* Begin *
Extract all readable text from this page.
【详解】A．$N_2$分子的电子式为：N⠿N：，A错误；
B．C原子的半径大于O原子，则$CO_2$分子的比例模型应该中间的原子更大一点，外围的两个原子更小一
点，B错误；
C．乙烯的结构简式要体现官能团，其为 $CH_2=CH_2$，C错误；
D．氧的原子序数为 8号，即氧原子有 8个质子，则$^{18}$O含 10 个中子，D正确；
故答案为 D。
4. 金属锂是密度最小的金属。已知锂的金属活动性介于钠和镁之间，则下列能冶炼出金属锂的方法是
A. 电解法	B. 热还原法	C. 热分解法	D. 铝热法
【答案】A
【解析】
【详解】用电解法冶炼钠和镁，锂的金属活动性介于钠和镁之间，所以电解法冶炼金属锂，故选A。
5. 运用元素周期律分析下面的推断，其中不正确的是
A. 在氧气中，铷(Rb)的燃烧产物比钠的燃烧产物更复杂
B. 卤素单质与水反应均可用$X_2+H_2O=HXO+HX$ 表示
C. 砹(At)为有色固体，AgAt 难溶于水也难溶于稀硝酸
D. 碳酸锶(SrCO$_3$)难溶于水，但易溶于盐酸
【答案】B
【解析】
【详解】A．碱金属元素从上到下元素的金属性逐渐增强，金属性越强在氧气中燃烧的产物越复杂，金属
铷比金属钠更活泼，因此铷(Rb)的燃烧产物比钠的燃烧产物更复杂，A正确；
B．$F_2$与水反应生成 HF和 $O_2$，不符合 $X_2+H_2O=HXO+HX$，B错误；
* End *
The exercise:
Copy all data exactly, start to finish.

Exercise response:
Extract all readable text from this page.
【详解】A．$N_2$分子的电子式为：N⠿N：，A错误；
B．C原子的半径大于O原子，则$CO_2$分子的比例模型应该中间的原子更大一点，外围的两个原子更小一
点，B错误；
C．乙烯的结构简式要体现官能团，其为 $CH_2=CH_2$，C错误；
D．氧的原子序数为 8号，即氧原子有 8个质子，则$^{18}$O含 10 个中子，D正确；
故答案为 D。
4. 金属锂是密度最小的金属。已知锂的金属活动性介于钠和镁之间，则下列能冶炼出金属锂的方法是
A. 电解法	B. 热还原法	C. 热分解法	D. 铝热法
【答案】A
【解析】
【详解】用电解法冶炼钠和镁，锂的金属活动性介于钠和镁之间，所以电解法冶炼金属锂，故选A。
5. 运用元素周期律分析下面的推断，其中不正确的是
A. 在氧气中，铷(Rb)的燃烧产物比钠的燃烧产物更复杂
B. 卤素单质与水反应均可用$X_2+H_2O=HXO+HX$ 表示
C. 砹(At)为有色固体，AgAt 难溶于水也难溶于稀硝酸
D. 碳酸锶(SrCO$_3$)难溶于水，但易溶于盐酸
【答案】B
【解析】
【详解】A．碱金属元素从上到下元素的金属性逐渐增强，金属性越强在氧气中燃烧的产物越复杂，金属
铷比金属钠更活泼，因此铷(Rb)的燃烧产物比钠的燃烧产物更复杂，A正确；
B．$F_2$与水反应生成 HF和 $O_2$，不符合 $X_2+H_2O=HXO+HX$，B错误；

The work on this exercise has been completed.